PROBLEM TO SOLVE | Reproduce every record below exactly as it appears.

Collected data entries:

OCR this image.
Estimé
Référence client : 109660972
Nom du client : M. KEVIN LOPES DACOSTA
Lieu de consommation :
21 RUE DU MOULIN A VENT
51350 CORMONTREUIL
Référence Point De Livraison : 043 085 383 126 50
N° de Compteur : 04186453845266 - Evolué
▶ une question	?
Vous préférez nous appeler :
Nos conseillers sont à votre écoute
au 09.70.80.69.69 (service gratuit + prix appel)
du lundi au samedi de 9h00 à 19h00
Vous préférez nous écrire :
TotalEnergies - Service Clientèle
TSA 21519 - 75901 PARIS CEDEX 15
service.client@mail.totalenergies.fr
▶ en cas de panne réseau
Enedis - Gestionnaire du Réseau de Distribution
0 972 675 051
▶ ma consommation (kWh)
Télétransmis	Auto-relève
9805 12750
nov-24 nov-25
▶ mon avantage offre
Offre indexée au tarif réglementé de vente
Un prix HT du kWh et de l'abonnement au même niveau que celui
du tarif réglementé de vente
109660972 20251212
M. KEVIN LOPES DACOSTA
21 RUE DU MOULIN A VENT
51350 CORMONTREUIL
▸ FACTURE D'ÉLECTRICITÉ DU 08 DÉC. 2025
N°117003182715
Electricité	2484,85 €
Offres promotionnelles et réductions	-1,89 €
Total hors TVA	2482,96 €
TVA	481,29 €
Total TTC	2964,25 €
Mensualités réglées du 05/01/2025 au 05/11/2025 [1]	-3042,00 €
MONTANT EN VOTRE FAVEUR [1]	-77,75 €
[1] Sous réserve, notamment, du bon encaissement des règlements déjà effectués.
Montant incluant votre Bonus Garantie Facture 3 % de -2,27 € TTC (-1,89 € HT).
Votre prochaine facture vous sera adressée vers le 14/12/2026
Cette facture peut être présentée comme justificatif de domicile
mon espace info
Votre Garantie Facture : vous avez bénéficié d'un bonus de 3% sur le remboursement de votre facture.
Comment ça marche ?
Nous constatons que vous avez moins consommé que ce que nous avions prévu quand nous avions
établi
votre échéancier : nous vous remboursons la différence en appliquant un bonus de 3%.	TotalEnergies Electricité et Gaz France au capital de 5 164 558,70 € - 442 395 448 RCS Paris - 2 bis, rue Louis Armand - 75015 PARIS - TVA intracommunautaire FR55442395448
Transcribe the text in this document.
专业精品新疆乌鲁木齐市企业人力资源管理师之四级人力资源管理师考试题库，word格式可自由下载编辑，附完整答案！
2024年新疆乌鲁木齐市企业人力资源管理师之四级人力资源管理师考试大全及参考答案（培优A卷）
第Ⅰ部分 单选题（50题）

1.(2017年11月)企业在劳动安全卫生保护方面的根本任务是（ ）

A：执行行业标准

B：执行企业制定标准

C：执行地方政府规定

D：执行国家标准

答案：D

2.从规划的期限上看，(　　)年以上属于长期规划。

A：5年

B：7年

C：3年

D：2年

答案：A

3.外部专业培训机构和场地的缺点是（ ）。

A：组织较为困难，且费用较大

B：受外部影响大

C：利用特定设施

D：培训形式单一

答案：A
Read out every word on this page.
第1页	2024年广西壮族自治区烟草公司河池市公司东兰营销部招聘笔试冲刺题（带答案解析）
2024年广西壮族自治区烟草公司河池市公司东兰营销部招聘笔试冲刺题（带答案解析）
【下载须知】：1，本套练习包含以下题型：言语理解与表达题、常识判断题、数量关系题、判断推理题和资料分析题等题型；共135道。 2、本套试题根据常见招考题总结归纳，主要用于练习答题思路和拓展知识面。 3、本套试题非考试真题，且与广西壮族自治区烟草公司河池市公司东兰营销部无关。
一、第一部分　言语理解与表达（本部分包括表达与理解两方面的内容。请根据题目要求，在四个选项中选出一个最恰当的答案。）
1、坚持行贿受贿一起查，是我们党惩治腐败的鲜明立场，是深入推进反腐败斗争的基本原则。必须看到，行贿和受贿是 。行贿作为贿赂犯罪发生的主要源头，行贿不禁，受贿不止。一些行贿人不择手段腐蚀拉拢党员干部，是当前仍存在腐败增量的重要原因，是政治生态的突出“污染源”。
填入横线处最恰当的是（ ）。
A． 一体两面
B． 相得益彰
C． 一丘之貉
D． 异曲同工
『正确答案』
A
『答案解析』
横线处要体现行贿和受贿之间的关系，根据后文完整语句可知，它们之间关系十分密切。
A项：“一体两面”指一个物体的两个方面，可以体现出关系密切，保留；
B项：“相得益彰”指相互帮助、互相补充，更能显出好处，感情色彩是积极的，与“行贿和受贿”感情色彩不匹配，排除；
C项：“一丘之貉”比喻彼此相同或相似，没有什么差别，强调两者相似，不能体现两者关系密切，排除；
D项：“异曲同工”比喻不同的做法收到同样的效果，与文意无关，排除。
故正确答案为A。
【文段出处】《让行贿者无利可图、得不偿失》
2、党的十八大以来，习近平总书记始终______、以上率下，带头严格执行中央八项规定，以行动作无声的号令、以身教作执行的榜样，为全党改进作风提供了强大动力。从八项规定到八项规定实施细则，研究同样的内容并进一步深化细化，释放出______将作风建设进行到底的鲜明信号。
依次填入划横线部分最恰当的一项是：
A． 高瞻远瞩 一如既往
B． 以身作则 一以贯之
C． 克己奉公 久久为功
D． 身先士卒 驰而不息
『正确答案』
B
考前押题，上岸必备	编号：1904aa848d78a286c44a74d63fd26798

CORRECT ANSWER |
OCR this image.
Estimé
Référence client : 109660972
Nom du client : M. KEVIN LOPES DACOSTA
Lieu de consommation :
21 RUE DU MOULIN A VENT
51350 CORMONTREUIL
Référence Point De Livraison : 043 085 383 126 50
N° de Compteur : 04186453845266 - Evolué
▶ une question	?
Vous préférez nous appeler :
Nos conseillers sont à votre écoute
au 09.70.80.69.69 (service gratuit + prix appel)
du lundi au samedi de 9h00 à 19h00
Vous préférez nous écrire :
TotalEnergies - Service Clientèle
TSA 21519 - 75901 PARIS CEDEX 15
service.client@mail.totalenergies.fr
▶ en cas de panne réseau
Enedis - Gestionnaire du Réseau de Distribution
0 972 675 051
▶ ma consommation (kWh)
Télétransmis	Auto-relève
9805 12750
nov-24 nov-25
▶ mon avantage offre
Offre indexée au tarif réglementé de vente
Un prix HT du kWh et de l'abonnement au même niveau que celui
du tarif réglementé de vente
109660972 20251212
M. KEVIN LOPES DACOSTA
21 RUE DU MOULIN A VENT
51350 CORMONTREUIL
▸ FACTURE D'ÉLECTRICITÉ DU 08 DÉC. 2025
N°117003182715
Electricité	2484,85 €
Offres promotionnelles et réductions	-1,89 €
Total hors TVA	2482,96 €
TVA	481,29 €
Total TTC	2964,25 €
Mensualités réglées du 05/01/2025 au 05/11/2025 [1]	-3042,00 €
MONTANT EN VOTRE FAVEUR [1]	-77,75 €
[1] Sous réserve, notamment, du bon encaissement des règlements déjà effectués.
Montant incluant votre Bonus Garantie Facture 3 % de -2,27 € TTC (-1,89 € HT).
Votre prochaine facture vous sera adressée vers le 14/12/2026
Cette facture peut être présentée comme justificatif de domicile
mon espace info
Votre Garantie Facture : vous avez bénéficié d'un bonus de 3% sur le remboursement de votre facture.
Comment ça marche ?
Nous constatons que vous avez moins consommé que ce que nous avions prévu quand nous avions
établi
votre échéancier : nous vous remboursons la différence en appliquant un bonus de 3%.	TotalEnergies Electricité et Gaz France au capital de 5 164 558,70 € - 442 395 448 RCS Paris - 2 bis, rue Louis Armand - 75015 PARIS - TVA intracommunautaire FR55442395448
Transcribe the text in this document.
专业精品新疆乌鲁木齐市企业人力资源管理师之四级人力资源管理师考试题库，word格式可自由下载编辑，附完整答案！
2024年新疆乌鲁木齐市企业人力资源管理师之四级人力资源管理师考试大全及参考答案（培优A卷）
第Ⅰ部分 单选题（50题）

1.(2017年11月)企业在劳动安全卫生保护方面的根本任务是（ ）

A：执行行业标准

B：执行企业制定标准

C：执行地方政府规定

D：执行国家标准

答案：D

2.从规划的期限上看，(　　)年以上属于长期规划。

A：5年

B：7年

C：3年

D：2年

答案：A

3.外部专业培训机构和场地的缺点是（ ）。

A：组织较为困难，且费用较大

B：受外部影响大

C：利用特定设施

D：培训形式单一

答案：A
Read out every word on this page.
第1页	2024年广西壮族自治区烟草公司河池市公司东兰营销部招聘笔试冲刺题（带答案解析）
2024年广西壮族自治区烟草公司河池市公司东兰营销部招聘笔试冲刺题（带答案解析）
【下载须知】：1，本套练习包含以下题型：言语理解与表达题、常识判断题、数量关系题、判断推理题和资料分析题等题型；共135道。 2、本套试题根据常见招考题总结归纳，主要用于练习答题思路和拓展知识面。 3、本套试题非考试真题，且与广西壮族自治区烟草公司河池市公司东兰营销部无关。
一、第一部分　言语理解与表达（本部分包括表达与理解两方面的内容。请根据题目要求，在四个选项中选出一个最恰当的答案。）
1、坚持行贿受贿一起查，是我们党惩治腐败的鲜明立场，是深入推进反腐败斗争的基本原则。必须看到，行贿和受贿是 。行贿作为贿赂犯罪发生的主要源头，行贿不禁，受贿不止。一些行贿人不择手段腐蚀拉拢党员干部，是当前仍存在腐败增量的重要原因，是政治生态的突出“污染源”。
填入横线处最恰当的是（ ）。
A． 一体两面
B． 相得益彰
C． 一丘之貉
D． 异曲同工
『正确答案』
A
『答案解析』
横线处要体现行贿和受贿之间的关系，根据后文完整语句可知，它们之间关系十分密切。
A项：“一体两面”指一个物体的两个方面，可以体现出关系密切，保留；
B项：“相得益彰”指相互帮助、互相补充，更能显出好处，感情色彩是积极的，与“行贿和受贿”感情色彩不匹配，排除；
C项：“一丘之貉”比喻彼此相同或相似，没有什么差别，强调两者相似，不能体现两者关系密切，排除；
D项：“异曲同工”比喻不同的做法收到同样的效果，与文意无关，排除。
故正确答案为A。
【文段出处】《让行贿者无利可图、得不偿失》
2、党的十八大以来，习近平总书记始终______、以上率下，带头严格执行中央八项规定，以行动作无声的号令、以身教作执行的榜样，为全党改进作风提供了强大动力。从八项规定到八项规定实施细则，研究同样的内容并进一步深化细化，释放出______将作风建设进行到底的鲜明信号。
依次填入划横线部分最恰当的一项是：
A． 高瞻远瞩 一如既往
B． 以身作则 一以贯之
C． 克己奉公 久久为功
D． 身先士卒 驰而不息
『正确答案』
B
考前押题，上岸必备	编号：1904aa848d78a286c44a74d63fd26798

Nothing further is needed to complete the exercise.